▶ **Record excerpts**:
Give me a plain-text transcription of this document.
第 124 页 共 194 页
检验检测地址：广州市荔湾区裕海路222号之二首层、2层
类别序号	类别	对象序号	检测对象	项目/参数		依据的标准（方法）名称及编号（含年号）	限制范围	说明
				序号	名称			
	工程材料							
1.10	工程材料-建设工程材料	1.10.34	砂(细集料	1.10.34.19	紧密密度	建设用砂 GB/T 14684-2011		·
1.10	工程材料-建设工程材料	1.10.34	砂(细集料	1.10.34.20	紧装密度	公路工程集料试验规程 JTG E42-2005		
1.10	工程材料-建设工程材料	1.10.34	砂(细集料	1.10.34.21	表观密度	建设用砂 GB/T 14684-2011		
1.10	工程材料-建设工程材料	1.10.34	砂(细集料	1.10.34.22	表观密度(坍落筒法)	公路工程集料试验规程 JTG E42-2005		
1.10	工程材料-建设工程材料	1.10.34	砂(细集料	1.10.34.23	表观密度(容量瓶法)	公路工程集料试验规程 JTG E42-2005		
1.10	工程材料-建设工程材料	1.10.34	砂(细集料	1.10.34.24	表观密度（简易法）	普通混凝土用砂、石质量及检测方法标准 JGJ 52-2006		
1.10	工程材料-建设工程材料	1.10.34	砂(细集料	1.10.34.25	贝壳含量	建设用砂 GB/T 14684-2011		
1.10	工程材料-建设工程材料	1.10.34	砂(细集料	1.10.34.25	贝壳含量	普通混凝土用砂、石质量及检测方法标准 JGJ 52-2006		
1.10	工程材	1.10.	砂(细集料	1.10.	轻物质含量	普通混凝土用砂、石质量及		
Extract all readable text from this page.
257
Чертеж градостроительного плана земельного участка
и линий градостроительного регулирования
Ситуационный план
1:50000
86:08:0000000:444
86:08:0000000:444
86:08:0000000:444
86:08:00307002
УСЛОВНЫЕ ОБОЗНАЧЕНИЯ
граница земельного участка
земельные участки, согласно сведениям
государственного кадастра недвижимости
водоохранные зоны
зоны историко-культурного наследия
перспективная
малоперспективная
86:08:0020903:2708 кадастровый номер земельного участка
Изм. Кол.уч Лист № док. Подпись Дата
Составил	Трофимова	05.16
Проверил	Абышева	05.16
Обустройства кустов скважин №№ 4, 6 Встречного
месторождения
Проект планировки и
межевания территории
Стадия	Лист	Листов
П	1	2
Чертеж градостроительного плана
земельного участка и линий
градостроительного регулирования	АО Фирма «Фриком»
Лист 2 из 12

▶ **What to do**: In the entries above, identify every line with the string "贝壳含量".

▶ **The answer**:
1.10	工程材料-建设工程材料	1.10.34	砂(细集料	1.10.34.25	贝壳含量	建设用砂 GB/T 14684-2011		
1.10	工程材料-建设工程材料	1.10.34	砂(细集料	1.10.34.25	贝壳含量	普通混凝土用砂、石质量及检测方法标准 JGJ 52-2006		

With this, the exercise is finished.